::: Data listing :::
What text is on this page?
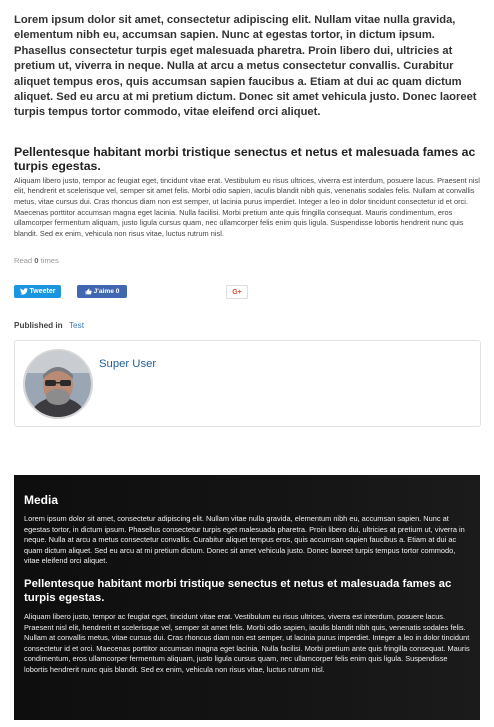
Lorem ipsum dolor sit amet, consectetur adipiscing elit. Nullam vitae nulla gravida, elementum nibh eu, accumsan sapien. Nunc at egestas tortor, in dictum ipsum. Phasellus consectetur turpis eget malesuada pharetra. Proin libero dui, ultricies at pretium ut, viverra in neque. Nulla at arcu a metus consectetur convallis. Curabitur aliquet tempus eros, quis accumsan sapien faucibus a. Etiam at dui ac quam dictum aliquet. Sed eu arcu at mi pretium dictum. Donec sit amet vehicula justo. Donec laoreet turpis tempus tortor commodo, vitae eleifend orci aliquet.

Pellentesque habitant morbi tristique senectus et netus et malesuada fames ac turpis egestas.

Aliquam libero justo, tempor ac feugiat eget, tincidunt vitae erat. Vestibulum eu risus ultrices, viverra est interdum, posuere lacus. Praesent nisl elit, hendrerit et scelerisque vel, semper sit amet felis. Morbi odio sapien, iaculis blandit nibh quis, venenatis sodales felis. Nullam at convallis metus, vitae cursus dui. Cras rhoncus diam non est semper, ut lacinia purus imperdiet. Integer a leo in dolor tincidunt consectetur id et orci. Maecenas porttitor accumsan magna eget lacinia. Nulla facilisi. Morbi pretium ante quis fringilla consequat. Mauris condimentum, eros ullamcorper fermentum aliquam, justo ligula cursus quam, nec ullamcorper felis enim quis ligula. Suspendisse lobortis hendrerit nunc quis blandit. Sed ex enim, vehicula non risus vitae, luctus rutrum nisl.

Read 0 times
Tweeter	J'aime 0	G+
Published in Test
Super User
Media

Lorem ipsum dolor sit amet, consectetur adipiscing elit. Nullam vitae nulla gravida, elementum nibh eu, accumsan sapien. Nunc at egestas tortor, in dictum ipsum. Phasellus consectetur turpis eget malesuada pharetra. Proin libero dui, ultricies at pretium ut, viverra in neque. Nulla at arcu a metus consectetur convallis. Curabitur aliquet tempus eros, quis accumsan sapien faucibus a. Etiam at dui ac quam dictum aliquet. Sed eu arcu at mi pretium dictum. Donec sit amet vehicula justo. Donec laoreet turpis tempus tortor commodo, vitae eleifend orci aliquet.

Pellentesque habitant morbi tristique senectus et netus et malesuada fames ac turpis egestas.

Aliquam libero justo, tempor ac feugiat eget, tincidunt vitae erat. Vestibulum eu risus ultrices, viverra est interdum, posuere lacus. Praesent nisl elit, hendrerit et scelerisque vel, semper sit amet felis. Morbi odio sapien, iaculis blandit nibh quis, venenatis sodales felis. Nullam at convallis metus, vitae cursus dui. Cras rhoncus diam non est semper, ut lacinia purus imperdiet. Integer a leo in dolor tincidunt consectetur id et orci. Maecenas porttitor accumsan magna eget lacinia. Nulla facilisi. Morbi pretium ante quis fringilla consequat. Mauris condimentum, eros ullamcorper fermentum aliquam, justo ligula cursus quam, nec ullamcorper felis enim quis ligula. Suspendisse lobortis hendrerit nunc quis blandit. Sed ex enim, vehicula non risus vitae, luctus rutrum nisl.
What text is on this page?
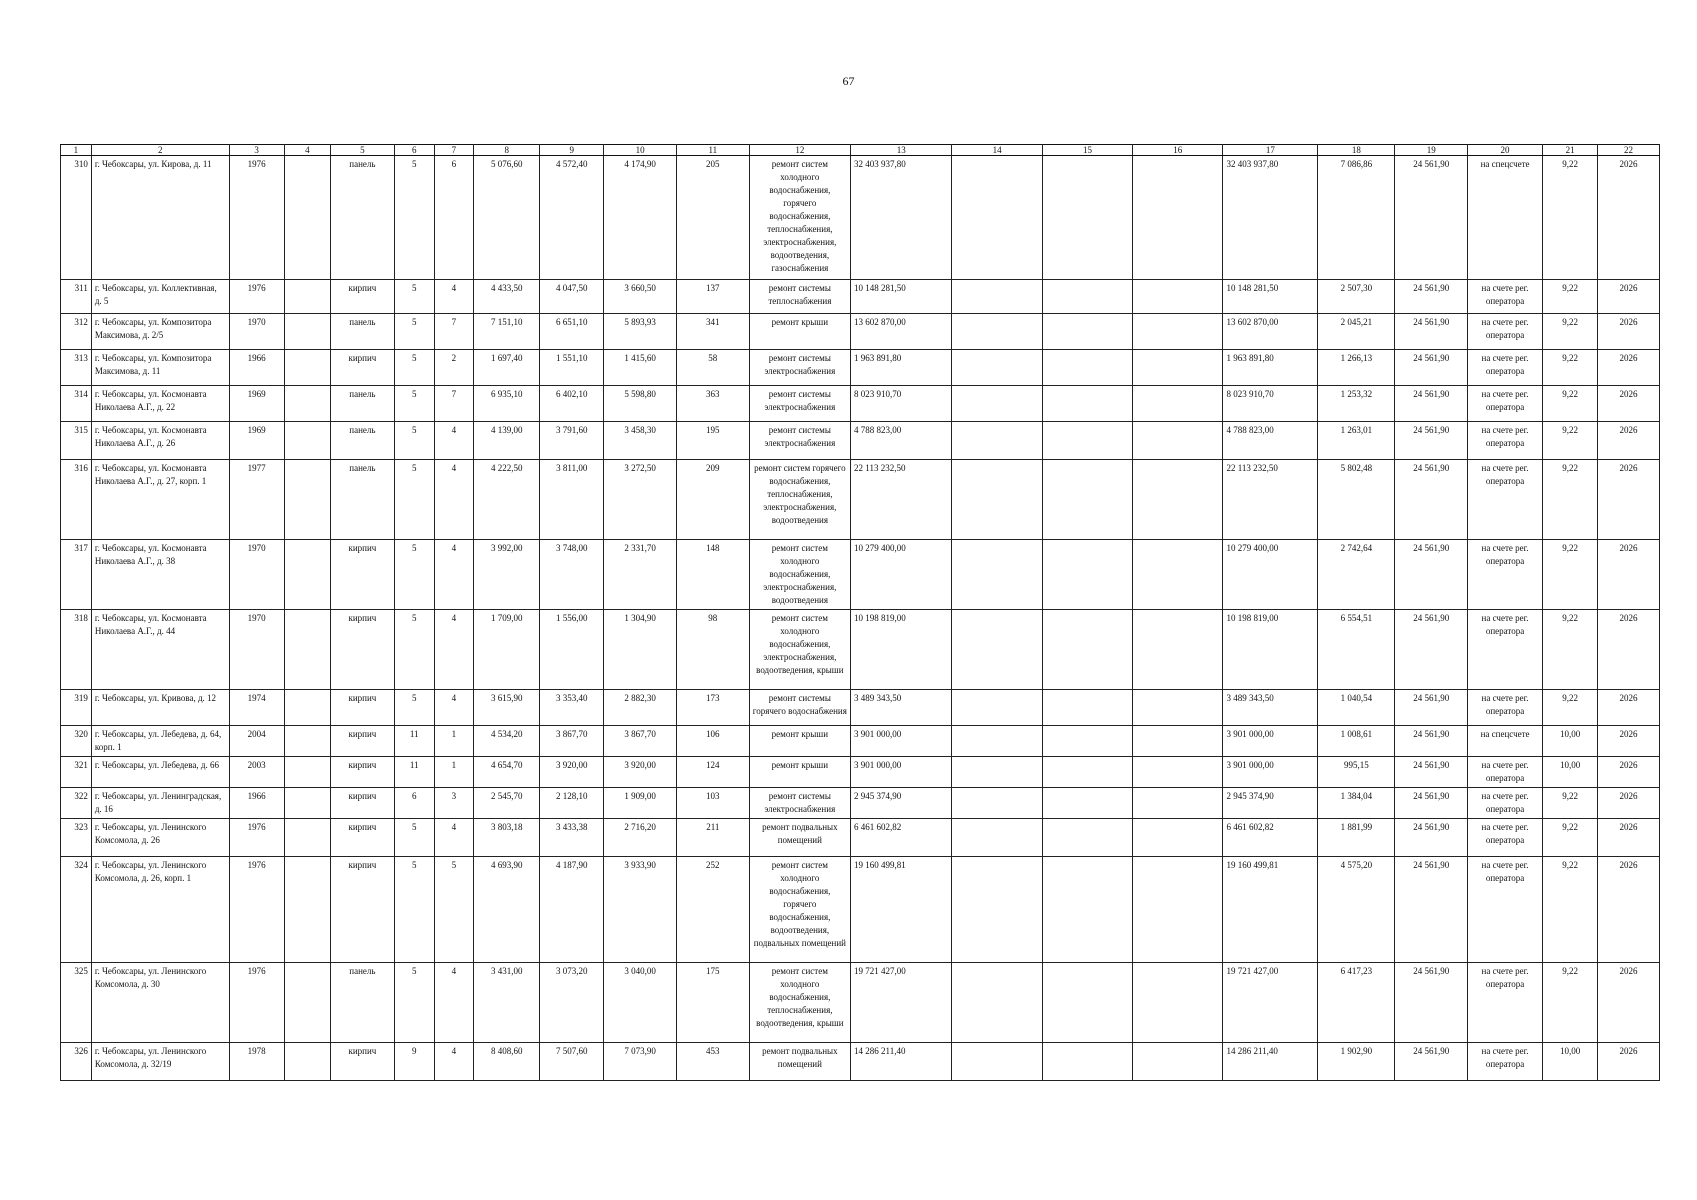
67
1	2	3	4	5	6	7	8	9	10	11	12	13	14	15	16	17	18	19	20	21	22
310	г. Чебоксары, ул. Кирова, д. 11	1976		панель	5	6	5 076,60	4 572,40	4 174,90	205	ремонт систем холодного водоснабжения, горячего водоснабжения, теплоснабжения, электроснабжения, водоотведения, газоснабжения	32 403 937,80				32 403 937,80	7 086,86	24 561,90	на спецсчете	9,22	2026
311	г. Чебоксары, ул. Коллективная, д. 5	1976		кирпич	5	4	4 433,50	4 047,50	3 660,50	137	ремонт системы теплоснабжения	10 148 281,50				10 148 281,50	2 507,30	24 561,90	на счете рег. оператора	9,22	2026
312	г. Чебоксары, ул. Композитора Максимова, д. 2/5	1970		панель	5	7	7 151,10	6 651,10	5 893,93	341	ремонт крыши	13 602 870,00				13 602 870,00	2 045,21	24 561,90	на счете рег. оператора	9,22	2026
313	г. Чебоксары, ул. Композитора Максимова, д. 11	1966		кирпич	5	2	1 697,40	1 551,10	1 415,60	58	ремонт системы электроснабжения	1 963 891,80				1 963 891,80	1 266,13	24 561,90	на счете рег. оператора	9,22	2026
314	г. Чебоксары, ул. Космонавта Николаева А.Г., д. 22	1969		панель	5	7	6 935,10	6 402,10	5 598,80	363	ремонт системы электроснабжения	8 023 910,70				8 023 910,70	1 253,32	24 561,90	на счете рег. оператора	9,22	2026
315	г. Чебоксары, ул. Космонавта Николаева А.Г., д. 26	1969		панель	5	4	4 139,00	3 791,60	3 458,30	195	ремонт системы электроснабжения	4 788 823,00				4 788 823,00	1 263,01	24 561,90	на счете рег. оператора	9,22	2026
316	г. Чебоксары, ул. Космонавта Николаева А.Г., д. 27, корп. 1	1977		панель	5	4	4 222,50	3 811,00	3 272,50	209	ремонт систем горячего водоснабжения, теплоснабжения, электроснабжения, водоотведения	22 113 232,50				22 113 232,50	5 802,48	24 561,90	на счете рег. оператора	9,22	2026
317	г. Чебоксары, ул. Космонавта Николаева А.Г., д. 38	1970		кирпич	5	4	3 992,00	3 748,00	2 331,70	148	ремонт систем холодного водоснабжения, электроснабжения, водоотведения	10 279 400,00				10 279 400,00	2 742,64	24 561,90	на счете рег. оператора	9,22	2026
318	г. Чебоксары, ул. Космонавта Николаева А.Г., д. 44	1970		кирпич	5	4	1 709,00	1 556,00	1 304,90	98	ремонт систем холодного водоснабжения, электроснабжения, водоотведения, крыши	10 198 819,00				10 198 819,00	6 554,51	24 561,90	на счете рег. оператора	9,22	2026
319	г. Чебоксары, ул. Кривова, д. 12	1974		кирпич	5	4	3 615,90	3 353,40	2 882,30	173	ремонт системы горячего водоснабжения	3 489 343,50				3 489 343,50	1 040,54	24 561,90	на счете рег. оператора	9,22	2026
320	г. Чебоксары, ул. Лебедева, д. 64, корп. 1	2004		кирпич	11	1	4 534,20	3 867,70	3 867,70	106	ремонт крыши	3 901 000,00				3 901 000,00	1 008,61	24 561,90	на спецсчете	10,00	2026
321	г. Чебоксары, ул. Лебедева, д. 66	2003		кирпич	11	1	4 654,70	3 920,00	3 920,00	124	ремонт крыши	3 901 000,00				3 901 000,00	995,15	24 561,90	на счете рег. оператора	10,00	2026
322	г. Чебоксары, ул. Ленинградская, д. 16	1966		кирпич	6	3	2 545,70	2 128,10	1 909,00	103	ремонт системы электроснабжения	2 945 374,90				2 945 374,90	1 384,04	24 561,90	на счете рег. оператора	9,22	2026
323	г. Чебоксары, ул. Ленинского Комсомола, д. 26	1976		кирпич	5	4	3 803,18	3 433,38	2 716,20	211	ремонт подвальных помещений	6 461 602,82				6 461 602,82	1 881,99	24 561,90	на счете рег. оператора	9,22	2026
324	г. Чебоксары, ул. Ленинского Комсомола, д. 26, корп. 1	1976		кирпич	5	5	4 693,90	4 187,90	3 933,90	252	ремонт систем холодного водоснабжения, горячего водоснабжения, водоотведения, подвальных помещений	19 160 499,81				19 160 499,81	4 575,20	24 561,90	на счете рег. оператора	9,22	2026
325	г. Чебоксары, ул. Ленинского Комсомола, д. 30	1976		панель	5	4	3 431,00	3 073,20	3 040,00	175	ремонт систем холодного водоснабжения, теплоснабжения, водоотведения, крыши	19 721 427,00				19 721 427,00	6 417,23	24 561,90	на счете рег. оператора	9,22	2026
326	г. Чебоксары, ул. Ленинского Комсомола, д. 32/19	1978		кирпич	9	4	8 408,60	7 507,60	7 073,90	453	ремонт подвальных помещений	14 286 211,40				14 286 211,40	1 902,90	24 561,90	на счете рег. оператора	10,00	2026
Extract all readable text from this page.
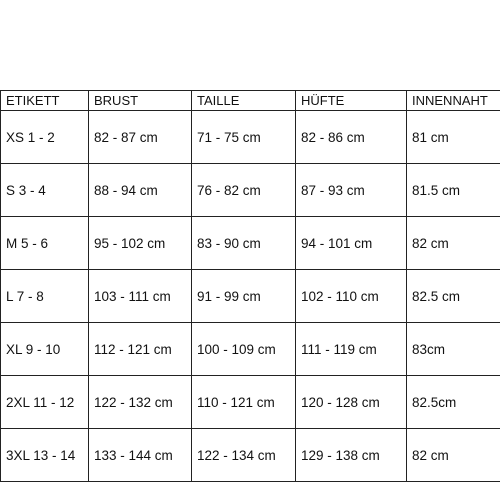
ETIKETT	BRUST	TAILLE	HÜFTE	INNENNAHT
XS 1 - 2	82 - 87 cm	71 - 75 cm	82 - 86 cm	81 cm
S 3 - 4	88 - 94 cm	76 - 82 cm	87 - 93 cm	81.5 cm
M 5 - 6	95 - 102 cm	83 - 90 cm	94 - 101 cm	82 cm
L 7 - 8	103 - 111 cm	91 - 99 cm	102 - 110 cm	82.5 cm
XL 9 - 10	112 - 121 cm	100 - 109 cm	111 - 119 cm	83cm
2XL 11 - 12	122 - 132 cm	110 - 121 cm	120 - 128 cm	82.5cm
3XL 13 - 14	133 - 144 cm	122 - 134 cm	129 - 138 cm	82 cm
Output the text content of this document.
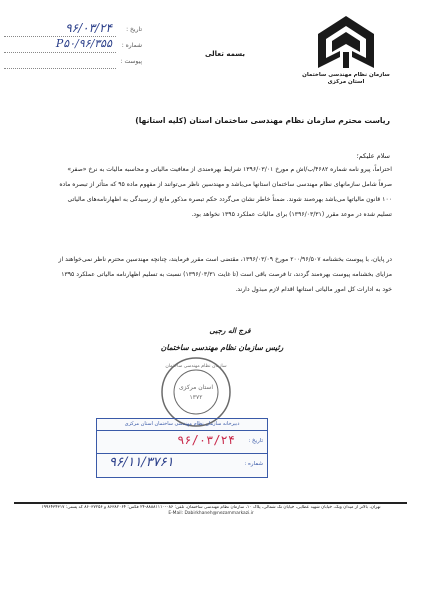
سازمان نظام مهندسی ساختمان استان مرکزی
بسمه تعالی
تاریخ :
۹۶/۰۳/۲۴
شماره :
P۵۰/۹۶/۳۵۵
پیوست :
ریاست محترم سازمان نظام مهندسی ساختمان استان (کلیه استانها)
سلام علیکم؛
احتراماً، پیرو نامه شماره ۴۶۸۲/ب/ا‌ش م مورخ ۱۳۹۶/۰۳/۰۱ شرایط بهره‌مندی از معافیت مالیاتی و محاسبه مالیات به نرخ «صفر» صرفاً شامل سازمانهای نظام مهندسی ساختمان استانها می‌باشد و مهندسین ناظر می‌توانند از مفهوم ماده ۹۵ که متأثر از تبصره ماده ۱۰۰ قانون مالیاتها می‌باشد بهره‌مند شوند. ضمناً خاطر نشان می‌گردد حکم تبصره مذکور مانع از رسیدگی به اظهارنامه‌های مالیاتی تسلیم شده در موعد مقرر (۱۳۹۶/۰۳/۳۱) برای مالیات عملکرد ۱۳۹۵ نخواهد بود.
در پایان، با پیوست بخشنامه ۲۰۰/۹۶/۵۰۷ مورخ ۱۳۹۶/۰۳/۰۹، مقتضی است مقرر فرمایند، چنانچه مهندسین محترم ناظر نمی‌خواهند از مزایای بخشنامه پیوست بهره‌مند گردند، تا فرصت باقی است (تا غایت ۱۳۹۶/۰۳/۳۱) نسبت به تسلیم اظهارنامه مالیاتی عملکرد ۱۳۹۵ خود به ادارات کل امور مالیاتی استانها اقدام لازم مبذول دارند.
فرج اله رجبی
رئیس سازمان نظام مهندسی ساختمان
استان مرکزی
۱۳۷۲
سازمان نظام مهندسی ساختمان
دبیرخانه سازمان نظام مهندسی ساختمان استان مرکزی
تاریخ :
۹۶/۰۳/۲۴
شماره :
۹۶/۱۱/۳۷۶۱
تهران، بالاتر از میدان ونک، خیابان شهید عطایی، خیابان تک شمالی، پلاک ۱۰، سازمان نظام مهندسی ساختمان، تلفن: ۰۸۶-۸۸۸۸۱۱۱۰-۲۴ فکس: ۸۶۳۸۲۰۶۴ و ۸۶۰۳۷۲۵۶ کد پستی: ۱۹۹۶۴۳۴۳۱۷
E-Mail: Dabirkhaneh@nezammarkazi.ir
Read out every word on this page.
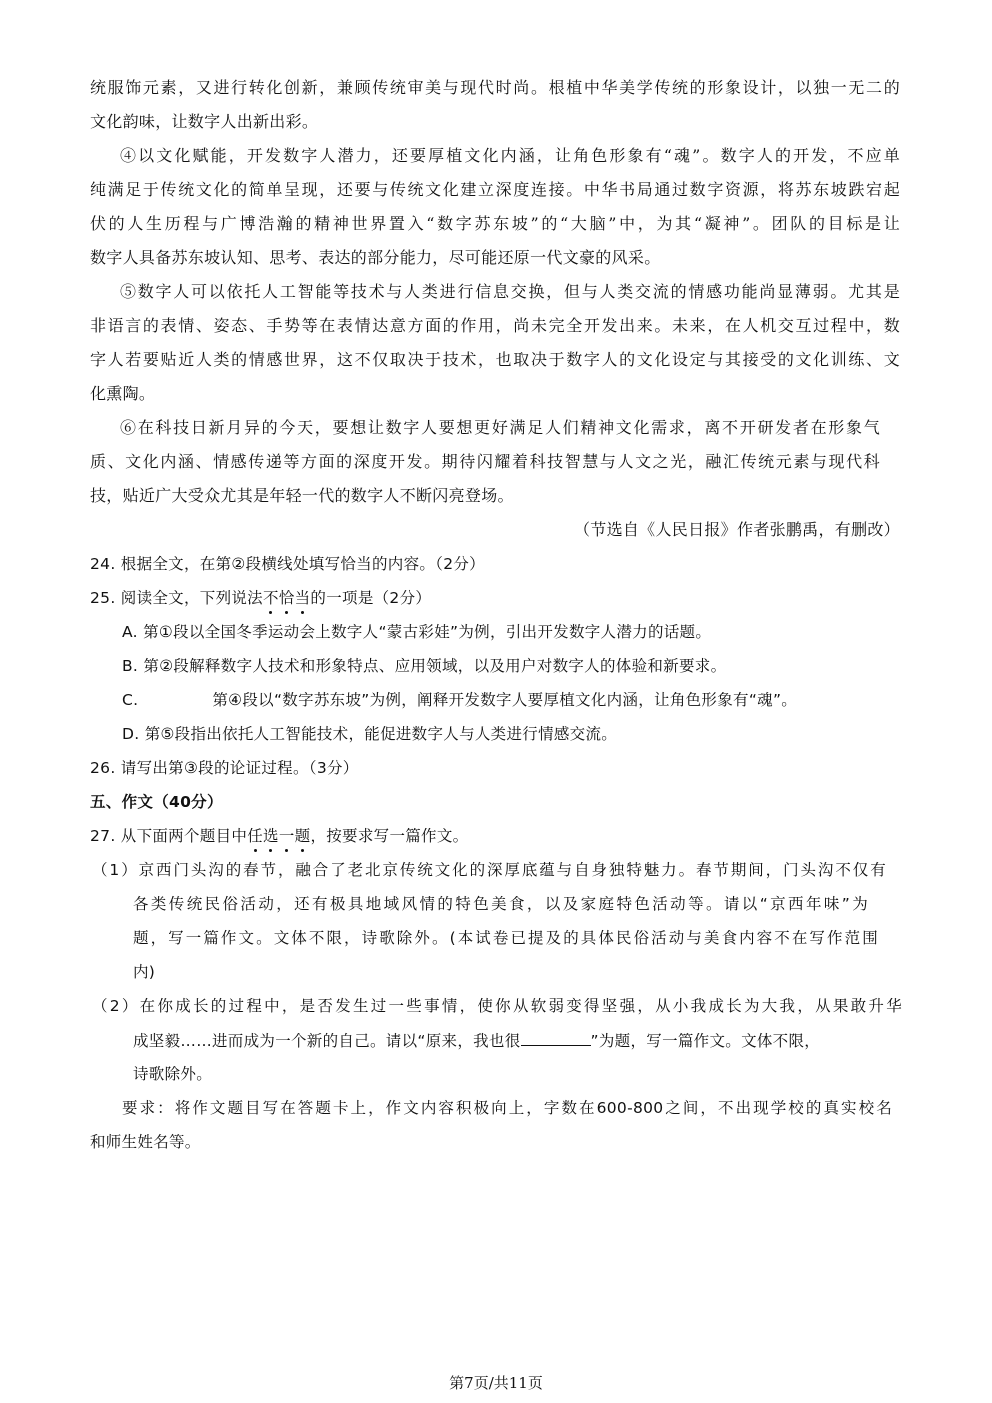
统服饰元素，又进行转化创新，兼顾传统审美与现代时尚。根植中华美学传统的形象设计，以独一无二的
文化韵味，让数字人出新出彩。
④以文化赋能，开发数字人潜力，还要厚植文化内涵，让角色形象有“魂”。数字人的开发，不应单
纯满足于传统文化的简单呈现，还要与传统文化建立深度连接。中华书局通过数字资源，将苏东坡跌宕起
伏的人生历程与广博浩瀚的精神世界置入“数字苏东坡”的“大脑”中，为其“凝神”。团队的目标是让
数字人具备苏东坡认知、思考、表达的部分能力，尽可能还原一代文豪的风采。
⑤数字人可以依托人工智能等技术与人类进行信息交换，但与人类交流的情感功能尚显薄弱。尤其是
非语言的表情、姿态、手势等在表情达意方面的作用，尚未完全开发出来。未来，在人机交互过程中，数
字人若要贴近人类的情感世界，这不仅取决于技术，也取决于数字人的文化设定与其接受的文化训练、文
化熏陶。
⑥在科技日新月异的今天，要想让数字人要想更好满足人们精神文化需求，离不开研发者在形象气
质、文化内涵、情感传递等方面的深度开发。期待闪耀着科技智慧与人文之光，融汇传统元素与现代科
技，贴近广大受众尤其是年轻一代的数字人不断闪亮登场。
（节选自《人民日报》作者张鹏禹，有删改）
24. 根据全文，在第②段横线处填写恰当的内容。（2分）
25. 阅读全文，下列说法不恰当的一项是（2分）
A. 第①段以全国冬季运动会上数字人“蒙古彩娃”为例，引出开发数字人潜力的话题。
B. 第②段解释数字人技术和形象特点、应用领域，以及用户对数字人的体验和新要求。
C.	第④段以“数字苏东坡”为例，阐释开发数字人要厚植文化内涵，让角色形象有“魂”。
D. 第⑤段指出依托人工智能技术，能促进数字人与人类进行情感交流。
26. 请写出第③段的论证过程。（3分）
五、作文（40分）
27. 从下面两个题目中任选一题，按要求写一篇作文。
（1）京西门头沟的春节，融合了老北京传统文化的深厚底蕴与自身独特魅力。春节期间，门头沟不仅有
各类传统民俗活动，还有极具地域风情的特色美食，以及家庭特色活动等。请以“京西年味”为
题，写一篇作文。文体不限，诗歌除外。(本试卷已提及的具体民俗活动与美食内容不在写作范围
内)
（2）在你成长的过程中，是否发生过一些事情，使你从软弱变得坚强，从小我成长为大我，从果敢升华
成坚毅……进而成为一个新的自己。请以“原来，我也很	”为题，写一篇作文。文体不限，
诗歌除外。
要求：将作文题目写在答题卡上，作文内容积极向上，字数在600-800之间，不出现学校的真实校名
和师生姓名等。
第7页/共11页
:::
Exercise prompt:
Extract every line above containing the word "让角色形象有".

Exercise output:
④以文化赋能，开发数字人潜力，还要厚植文化内涵，让角色形象有“魂”。数字人的开发，不应单
C.	第④段以“数字苏东坡”为例，阐释开发数字人要厚植文化内涵，让角色形象有“魂”。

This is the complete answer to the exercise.